## Selected extract
::::

There are so many random events in this game. It’s likely you could go a few games without seeing too many of the same ones reoccurring. This gives the game so much replayability. As does the amount of investigators and Great Old Ones. Even when you play against the same Great Old One, which each alter the game in some unique way, it doesn’t feel like the same game you played last time.
Pros: +Challenging, +Choices, +Replayability, +Items, skills & allies, +All players contribute
When I started reading stories on the Cthulhu Mythos, one of the most frustrating things I encountered was not knowing which order to read them in. I spent hours scrolling through online trying to make some sort of sense of it all. Eventually, I gave in and just started reading stories that sounded interesting. While the stories I read where mainly standalone, a few interesting themes crossed over and I started to connect the dots. What I couldn’t have realised at the time is how I had become involved in an unintentional roleplay. The stories are written as though they are journal entries or reports. You’re reading through these stories and learning about the world in a similar way as the characters in the stories are learning about it. You search far and wide for the stories, much like they do. It’s an intriguing interaction, and I absolutely adore it.

::::

## Provided information
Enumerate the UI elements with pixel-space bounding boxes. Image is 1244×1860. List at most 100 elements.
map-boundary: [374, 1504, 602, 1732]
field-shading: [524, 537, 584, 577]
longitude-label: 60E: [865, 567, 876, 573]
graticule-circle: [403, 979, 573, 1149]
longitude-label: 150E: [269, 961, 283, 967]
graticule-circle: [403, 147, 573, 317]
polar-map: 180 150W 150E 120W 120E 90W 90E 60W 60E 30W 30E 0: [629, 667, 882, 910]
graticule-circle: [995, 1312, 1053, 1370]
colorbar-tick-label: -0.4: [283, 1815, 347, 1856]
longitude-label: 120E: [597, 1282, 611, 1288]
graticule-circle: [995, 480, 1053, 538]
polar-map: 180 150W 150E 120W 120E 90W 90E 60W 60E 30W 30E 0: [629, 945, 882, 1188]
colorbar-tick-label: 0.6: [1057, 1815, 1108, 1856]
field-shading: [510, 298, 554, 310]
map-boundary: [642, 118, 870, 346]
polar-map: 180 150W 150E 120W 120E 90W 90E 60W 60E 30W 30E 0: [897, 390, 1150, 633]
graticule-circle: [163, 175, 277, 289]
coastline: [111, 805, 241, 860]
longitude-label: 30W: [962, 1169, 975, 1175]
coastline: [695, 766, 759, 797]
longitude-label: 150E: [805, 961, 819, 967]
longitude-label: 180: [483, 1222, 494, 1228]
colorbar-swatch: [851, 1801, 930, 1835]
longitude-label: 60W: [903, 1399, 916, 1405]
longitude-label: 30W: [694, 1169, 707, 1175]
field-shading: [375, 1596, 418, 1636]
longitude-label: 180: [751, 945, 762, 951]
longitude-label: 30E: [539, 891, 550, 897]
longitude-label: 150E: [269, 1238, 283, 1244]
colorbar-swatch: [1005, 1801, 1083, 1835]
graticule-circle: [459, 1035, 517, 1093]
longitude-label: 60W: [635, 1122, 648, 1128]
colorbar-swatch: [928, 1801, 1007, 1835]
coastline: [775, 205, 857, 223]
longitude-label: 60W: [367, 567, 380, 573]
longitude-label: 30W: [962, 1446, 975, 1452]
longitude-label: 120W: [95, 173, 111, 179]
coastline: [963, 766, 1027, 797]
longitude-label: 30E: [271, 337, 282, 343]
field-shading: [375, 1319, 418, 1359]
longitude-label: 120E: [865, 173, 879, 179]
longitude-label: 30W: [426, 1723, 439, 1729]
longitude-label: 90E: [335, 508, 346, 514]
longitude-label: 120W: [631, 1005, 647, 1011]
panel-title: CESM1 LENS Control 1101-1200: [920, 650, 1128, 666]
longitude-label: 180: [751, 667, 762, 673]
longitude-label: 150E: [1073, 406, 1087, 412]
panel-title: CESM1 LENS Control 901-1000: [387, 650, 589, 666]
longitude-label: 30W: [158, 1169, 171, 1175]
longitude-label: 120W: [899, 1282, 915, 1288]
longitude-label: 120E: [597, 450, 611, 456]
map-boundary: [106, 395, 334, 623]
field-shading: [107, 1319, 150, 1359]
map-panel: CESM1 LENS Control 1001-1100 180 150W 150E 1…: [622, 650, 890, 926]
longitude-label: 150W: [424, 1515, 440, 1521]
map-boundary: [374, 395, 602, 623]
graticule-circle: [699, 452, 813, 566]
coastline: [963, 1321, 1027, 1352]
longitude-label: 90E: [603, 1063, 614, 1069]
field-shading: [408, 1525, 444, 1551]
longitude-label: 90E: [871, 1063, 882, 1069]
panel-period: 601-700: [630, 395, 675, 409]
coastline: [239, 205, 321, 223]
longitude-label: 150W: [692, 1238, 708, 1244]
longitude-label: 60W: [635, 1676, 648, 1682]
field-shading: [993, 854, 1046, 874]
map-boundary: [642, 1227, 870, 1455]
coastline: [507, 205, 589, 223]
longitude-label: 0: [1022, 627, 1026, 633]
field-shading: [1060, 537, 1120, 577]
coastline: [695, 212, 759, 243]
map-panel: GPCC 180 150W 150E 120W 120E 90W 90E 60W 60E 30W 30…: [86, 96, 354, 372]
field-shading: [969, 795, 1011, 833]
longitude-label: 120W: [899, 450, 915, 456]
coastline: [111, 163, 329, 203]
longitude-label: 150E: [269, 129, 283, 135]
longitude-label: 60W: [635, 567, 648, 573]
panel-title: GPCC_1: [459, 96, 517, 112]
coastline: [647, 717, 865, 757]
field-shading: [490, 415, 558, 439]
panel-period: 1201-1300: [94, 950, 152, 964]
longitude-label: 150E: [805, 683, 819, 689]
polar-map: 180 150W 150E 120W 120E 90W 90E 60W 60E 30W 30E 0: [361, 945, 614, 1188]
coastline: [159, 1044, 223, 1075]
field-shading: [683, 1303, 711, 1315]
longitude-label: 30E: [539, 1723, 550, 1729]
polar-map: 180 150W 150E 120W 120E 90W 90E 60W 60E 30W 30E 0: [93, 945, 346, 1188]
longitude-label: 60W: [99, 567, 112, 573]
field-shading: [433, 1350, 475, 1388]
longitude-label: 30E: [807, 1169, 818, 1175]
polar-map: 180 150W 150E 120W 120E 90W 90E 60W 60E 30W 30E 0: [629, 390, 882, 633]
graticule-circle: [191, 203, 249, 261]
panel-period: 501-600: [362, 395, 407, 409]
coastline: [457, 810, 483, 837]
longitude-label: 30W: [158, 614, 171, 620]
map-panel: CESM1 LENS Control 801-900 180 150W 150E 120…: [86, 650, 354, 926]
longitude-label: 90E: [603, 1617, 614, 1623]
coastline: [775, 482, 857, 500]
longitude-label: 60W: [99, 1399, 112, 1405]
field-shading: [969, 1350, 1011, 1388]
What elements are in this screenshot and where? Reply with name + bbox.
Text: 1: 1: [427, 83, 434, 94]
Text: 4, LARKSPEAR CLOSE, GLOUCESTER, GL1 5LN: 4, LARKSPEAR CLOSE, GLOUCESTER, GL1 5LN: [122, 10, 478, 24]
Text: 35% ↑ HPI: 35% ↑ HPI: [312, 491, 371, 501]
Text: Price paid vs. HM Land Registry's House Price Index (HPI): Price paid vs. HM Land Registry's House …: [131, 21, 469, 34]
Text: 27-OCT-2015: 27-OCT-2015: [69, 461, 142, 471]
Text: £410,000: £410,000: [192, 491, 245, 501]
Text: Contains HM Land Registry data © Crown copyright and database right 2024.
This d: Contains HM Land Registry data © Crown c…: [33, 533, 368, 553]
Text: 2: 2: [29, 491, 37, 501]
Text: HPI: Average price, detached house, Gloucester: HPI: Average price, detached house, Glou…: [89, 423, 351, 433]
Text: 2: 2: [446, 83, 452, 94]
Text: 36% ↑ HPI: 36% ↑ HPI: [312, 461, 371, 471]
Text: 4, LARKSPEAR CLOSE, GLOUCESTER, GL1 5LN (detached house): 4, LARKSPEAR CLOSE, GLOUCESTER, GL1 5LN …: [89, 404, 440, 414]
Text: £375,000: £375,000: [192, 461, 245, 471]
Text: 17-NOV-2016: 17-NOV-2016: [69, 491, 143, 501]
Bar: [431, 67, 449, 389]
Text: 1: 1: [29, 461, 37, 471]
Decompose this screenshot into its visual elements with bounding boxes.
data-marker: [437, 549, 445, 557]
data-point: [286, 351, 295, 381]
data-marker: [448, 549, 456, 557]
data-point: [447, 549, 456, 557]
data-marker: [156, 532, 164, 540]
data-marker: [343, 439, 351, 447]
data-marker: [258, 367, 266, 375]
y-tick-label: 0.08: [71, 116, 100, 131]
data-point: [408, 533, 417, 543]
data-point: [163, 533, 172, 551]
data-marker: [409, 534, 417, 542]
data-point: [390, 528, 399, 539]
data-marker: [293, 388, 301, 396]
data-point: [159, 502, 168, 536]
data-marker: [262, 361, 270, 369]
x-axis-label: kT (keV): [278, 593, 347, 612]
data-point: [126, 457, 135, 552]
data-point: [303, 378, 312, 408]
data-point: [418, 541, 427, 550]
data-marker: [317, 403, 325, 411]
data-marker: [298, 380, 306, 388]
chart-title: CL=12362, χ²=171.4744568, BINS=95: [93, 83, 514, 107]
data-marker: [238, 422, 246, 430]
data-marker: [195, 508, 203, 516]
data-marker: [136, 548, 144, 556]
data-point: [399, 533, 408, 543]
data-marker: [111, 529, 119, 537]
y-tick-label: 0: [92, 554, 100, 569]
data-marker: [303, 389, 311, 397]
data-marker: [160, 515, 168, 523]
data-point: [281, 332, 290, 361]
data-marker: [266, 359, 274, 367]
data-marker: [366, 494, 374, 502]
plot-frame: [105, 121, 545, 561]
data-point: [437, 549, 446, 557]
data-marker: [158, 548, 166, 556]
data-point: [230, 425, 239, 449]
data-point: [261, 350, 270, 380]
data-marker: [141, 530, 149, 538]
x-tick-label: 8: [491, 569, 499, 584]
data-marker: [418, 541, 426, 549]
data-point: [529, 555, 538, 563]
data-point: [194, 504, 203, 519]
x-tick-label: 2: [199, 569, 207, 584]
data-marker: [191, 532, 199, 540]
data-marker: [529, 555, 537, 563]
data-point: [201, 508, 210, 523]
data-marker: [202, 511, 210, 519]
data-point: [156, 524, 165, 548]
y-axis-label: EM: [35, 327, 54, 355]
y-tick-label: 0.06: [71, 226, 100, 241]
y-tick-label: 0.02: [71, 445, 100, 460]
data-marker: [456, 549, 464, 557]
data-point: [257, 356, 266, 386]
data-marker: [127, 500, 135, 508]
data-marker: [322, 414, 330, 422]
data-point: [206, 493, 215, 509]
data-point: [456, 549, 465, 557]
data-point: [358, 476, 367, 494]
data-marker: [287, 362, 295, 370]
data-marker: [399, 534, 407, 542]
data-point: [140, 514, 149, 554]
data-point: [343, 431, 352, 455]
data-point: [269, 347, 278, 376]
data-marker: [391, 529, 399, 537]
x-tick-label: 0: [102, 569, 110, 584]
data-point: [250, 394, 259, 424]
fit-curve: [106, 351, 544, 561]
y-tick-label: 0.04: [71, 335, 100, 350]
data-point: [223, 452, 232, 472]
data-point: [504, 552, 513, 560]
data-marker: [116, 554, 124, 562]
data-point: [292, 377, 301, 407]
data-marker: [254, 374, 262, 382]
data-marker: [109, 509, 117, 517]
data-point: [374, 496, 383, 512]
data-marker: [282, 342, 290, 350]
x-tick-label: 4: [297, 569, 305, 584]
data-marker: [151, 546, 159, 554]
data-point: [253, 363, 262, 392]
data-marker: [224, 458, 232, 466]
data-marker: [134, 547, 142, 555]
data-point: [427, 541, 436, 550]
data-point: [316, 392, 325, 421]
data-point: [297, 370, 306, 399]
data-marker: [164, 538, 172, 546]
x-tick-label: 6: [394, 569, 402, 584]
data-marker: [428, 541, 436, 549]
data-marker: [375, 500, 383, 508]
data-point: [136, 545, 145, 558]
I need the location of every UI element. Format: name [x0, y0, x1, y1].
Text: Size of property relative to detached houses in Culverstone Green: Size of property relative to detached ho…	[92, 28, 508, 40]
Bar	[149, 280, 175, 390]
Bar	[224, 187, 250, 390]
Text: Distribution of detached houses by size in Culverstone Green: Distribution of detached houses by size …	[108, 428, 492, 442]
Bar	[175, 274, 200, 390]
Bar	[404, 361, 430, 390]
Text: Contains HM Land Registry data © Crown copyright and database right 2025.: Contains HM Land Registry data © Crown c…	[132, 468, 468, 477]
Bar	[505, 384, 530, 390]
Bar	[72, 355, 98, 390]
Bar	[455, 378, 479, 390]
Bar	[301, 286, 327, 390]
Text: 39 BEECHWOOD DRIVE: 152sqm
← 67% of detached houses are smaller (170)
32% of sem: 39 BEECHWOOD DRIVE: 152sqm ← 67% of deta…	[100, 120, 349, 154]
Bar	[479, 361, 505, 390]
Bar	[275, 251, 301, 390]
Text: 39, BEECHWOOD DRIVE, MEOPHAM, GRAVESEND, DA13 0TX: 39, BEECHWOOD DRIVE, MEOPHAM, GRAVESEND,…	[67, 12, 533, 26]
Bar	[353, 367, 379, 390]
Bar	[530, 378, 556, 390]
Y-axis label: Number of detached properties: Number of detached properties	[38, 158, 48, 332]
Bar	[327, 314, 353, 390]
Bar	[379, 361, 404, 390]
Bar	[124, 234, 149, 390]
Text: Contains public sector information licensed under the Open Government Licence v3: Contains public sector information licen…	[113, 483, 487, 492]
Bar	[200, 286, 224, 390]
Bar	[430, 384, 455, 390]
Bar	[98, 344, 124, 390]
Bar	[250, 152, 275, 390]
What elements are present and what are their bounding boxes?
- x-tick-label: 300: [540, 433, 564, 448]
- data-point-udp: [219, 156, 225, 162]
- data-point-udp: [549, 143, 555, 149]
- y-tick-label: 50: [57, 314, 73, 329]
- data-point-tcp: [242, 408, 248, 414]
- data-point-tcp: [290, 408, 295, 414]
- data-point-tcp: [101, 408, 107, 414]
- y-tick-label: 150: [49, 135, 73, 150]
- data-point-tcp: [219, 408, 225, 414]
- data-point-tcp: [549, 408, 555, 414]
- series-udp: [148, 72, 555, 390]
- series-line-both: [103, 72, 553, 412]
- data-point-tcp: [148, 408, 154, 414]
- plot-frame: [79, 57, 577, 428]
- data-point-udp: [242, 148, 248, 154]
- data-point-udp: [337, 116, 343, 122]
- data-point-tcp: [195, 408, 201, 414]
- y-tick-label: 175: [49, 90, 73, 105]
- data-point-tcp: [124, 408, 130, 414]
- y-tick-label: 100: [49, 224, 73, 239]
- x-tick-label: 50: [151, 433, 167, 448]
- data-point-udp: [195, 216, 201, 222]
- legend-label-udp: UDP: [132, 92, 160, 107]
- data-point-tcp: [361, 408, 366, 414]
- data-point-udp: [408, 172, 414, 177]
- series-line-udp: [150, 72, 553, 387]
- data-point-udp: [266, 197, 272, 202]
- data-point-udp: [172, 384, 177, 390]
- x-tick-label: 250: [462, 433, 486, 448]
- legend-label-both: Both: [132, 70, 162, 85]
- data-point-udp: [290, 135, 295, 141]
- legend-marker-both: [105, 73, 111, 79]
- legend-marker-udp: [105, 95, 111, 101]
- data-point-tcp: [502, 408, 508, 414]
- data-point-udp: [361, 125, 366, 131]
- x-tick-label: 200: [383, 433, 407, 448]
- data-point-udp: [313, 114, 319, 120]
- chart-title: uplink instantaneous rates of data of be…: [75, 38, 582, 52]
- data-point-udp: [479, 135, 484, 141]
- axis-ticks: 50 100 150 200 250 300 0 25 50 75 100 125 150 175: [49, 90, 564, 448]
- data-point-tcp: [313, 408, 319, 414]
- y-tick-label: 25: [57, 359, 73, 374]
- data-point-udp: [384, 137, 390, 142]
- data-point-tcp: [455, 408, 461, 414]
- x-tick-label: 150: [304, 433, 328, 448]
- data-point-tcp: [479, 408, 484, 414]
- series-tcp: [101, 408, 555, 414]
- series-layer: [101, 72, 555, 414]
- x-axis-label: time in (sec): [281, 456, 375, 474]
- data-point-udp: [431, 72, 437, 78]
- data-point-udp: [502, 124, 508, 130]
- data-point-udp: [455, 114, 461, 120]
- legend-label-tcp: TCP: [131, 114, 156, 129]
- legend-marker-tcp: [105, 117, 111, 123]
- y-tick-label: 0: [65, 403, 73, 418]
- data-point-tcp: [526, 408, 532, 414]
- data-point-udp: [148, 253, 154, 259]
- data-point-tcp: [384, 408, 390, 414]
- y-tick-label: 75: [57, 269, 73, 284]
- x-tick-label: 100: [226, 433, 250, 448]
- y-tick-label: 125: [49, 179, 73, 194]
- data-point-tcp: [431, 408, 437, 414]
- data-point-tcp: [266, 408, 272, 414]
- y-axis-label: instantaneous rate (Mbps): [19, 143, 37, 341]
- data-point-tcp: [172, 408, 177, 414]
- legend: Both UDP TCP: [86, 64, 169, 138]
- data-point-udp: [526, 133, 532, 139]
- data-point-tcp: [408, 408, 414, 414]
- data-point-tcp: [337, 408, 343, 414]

::::

## Task details
In the game review, what form does the writer say the Cthulhu Mythos stories are written in?

## Solution to this exercise
They are written as though they are journal entries or reports.